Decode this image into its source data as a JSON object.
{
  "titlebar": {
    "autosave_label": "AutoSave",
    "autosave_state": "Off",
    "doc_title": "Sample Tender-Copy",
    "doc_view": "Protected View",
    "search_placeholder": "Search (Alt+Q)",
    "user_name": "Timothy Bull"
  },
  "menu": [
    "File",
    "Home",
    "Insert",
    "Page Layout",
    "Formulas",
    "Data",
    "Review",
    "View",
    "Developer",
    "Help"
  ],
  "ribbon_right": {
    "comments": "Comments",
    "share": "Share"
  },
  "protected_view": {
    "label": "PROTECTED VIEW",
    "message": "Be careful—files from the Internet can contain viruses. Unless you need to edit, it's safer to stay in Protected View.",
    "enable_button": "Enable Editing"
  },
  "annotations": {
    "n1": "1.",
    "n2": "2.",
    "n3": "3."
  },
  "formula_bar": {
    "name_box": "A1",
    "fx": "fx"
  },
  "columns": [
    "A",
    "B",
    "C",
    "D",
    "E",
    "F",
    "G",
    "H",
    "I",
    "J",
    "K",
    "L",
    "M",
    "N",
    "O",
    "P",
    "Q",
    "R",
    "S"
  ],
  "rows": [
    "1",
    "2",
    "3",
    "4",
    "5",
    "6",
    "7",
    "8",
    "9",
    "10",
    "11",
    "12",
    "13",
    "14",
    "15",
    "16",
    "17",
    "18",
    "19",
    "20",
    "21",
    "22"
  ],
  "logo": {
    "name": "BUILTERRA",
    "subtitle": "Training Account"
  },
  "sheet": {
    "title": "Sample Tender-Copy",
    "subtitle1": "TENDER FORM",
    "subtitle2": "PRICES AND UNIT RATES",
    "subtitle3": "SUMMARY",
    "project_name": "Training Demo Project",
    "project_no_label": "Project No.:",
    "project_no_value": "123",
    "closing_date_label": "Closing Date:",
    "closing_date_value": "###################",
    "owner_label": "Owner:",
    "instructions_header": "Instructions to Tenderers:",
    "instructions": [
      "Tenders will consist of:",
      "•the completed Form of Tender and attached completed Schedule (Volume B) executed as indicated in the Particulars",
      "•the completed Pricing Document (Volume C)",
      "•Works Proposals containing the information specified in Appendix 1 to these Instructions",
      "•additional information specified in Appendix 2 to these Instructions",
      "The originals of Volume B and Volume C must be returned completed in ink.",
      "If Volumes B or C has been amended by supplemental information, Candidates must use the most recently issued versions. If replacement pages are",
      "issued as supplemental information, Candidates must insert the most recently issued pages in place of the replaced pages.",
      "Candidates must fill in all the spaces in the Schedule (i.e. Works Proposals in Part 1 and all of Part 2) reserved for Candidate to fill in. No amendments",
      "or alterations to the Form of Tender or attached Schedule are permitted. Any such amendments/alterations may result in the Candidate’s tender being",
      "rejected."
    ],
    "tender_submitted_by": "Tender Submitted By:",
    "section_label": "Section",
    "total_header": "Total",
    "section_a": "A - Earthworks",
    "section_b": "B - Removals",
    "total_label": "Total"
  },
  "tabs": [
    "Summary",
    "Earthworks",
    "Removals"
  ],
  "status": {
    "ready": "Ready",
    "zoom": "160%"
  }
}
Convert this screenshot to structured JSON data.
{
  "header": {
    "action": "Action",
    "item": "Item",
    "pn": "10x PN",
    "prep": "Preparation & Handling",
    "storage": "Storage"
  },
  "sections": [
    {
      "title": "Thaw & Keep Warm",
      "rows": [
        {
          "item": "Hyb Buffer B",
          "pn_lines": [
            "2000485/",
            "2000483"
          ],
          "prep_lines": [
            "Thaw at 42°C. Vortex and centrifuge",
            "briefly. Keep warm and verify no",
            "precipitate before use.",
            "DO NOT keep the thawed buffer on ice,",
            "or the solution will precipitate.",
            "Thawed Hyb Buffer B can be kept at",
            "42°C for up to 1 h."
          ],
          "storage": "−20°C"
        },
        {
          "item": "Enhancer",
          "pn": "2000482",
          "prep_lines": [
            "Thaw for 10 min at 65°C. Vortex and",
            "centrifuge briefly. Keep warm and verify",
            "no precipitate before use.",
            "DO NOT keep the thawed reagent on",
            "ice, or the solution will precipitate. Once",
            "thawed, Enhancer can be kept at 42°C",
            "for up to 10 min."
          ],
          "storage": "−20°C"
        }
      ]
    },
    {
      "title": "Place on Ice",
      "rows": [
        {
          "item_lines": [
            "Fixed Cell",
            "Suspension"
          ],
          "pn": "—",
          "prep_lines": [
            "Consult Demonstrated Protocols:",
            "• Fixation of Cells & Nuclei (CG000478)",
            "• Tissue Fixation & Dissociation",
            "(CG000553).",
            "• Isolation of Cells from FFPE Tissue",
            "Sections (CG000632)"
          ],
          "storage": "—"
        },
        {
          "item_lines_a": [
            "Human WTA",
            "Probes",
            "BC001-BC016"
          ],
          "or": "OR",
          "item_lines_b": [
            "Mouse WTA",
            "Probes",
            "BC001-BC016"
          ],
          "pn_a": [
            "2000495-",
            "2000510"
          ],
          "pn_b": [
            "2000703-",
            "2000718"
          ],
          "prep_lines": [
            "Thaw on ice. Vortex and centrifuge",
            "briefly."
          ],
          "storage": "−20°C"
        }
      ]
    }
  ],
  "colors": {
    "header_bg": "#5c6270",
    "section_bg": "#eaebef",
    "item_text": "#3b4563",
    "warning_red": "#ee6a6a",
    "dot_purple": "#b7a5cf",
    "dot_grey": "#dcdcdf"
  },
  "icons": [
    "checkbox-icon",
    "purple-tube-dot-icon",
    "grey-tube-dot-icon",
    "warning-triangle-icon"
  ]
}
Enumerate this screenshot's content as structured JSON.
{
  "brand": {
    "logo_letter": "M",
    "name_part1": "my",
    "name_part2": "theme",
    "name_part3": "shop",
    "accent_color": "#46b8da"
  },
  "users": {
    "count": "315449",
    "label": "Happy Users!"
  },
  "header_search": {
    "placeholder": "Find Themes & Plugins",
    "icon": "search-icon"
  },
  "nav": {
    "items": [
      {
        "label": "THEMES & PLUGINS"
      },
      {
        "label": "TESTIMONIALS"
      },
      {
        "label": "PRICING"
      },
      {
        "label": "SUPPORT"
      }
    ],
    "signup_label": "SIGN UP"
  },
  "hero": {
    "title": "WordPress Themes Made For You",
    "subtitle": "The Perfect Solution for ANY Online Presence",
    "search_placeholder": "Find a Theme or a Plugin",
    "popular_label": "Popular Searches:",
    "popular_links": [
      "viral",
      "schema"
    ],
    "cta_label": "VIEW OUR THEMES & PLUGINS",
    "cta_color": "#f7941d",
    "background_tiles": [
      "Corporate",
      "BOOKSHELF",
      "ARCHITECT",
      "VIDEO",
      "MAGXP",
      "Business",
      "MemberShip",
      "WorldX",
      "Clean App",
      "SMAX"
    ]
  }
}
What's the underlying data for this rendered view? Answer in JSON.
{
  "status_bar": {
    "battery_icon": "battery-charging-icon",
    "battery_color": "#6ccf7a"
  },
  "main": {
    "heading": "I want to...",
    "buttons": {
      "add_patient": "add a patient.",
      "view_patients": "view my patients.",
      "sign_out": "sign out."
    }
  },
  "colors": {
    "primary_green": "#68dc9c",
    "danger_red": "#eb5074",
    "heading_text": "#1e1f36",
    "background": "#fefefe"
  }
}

## EXERCISE DIRECTIONS
Your task is to gather all lines from the entries above that hold the word "Training".

## RESULT OF THE TASK
    "subtitle": "Training Account"
    "project_name": "Training Demo Project",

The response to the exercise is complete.